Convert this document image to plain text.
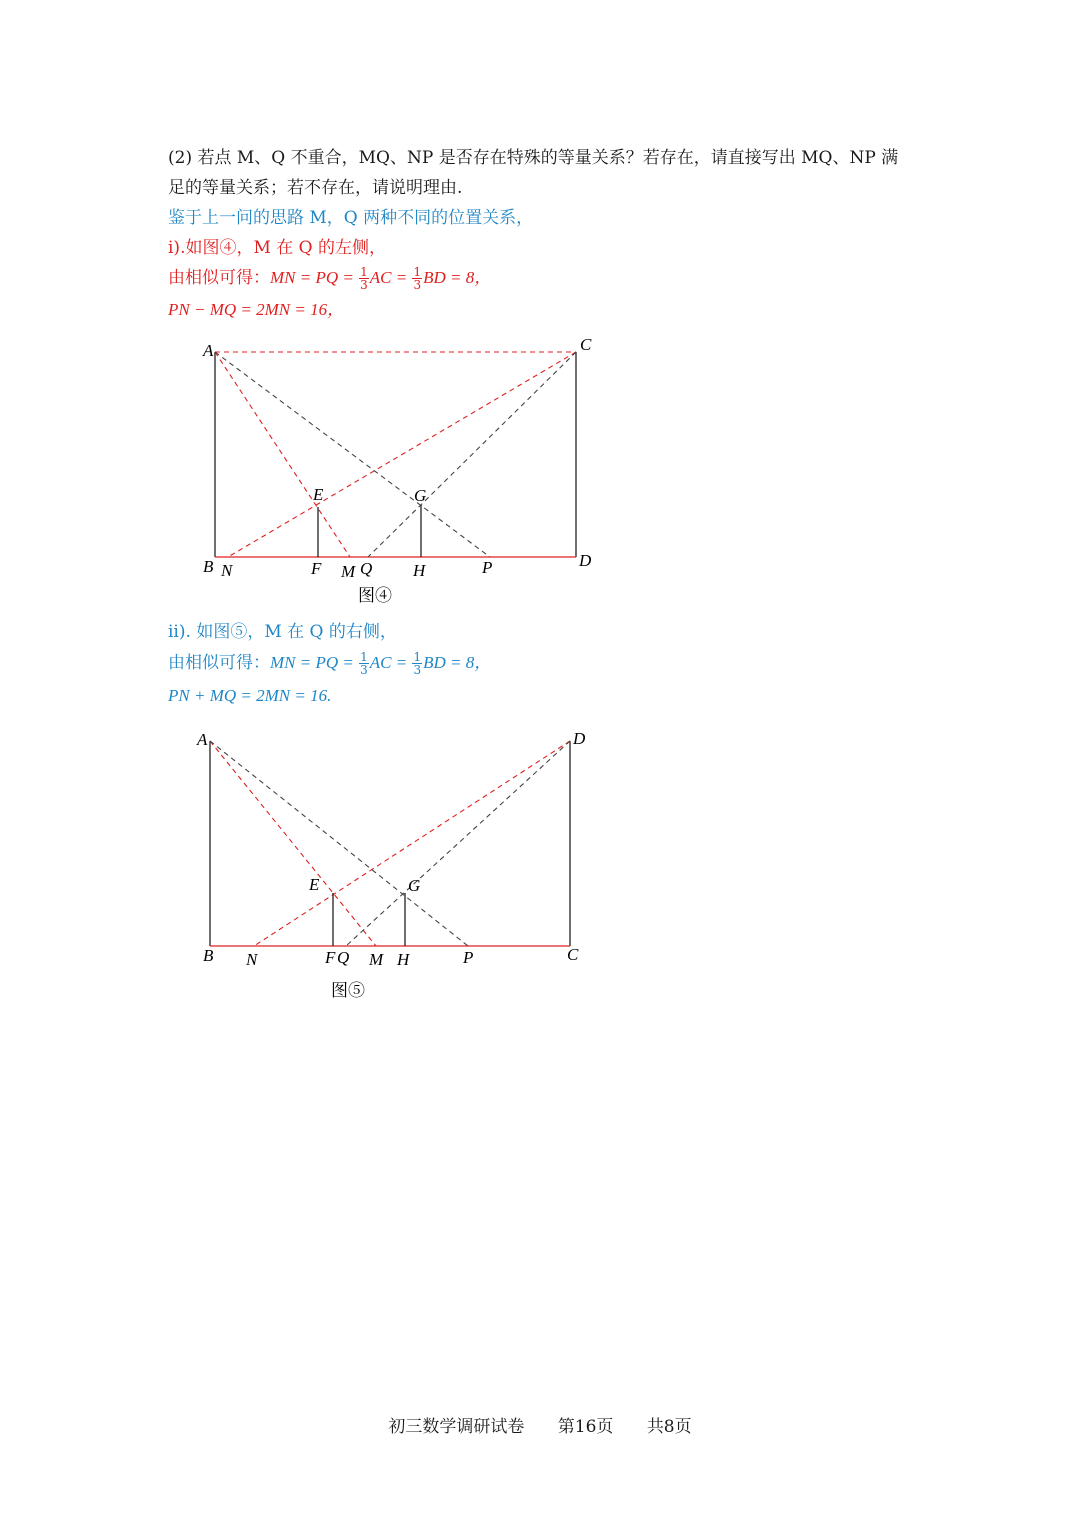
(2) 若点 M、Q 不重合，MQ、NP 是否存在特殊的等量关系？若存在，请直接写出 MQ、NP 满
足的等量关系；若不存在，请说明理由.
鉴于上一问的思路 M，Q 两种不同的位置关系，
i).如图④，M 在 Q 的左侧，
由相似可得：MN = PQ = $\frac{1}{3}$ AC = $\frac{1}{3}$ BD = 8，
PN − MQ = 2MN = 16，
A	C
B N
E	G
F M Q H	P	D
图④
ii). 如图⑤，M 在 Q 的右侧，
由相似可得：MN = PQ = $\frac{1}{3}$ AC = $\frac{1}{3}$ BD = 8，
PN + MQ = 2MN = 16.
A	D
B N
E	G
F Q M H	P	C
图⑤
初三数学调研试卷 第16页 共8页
......
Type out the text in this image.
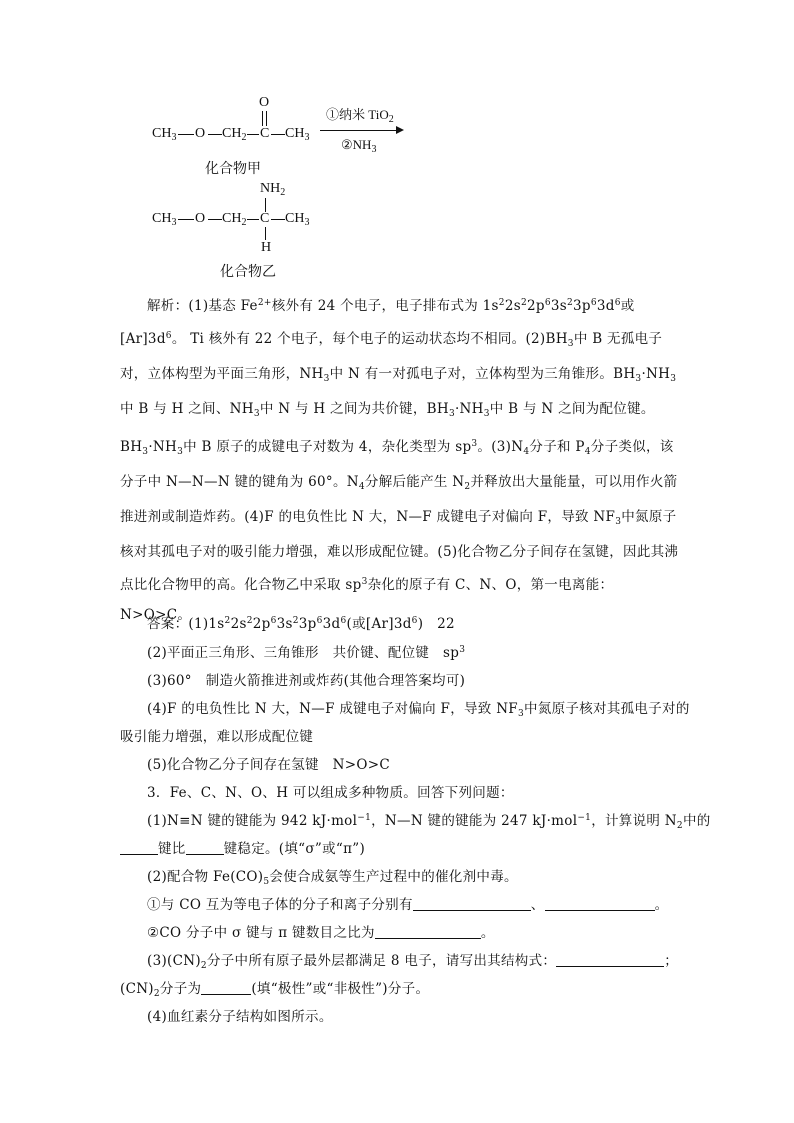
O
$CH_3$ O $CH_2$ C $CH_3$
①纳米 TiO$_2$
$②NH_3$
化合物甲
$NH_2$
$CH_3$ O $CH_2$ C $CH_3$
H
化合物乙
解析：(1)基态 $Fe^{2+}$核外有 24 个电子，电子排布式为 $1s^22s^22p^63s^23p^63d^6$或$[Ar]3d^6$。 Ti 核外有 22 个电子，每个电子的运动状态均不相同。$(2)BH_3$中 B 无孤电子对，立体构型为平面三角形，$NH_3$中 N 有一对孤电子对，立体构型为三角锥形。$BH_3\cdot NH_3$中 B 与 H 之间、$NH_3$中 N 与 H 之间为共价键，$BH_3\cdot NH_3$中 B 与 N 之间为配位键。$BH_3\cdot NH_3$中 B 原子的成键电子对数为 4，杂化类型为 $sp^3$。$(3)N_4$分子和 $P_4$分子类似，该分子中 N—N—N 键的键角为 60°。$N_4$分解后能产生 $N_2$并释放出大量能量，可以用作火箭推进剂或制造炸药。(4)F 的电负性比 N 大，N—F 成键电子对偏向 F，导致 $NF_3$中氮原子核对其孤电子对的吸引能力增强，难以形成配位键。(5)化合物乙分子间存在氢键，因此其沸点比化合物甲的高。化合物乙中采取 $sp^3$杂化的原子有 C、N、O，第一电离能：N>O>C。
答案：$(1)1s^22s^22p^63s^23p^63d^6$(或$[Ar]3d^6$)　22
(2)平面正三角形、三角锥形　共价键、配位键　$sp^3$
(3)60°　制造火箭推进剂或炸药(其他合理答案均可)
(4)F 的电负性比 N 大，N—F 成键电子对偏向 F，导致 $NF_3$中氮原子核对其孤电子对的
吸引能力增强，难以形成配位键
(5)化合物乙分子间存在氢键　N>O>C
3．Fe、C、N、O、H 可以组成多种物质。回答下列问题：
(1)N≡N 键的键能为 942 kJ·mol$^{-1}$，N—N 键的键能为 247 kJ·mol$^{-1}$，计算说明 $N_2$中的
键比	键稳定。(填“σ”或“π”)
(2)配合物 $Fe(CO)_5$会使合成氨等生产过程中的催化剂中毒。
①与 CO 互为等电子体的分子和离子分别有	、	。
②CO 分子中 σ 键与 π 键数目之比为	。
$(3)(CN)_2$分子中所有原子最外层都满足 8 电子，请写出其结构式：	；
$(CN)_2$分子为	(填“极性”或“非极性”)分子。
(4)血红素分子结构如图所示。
......
## Exercise
Select every line in the records above that contains the word "text".

## Response to the task
Convert this document image to plain text.
Type out the text in this image.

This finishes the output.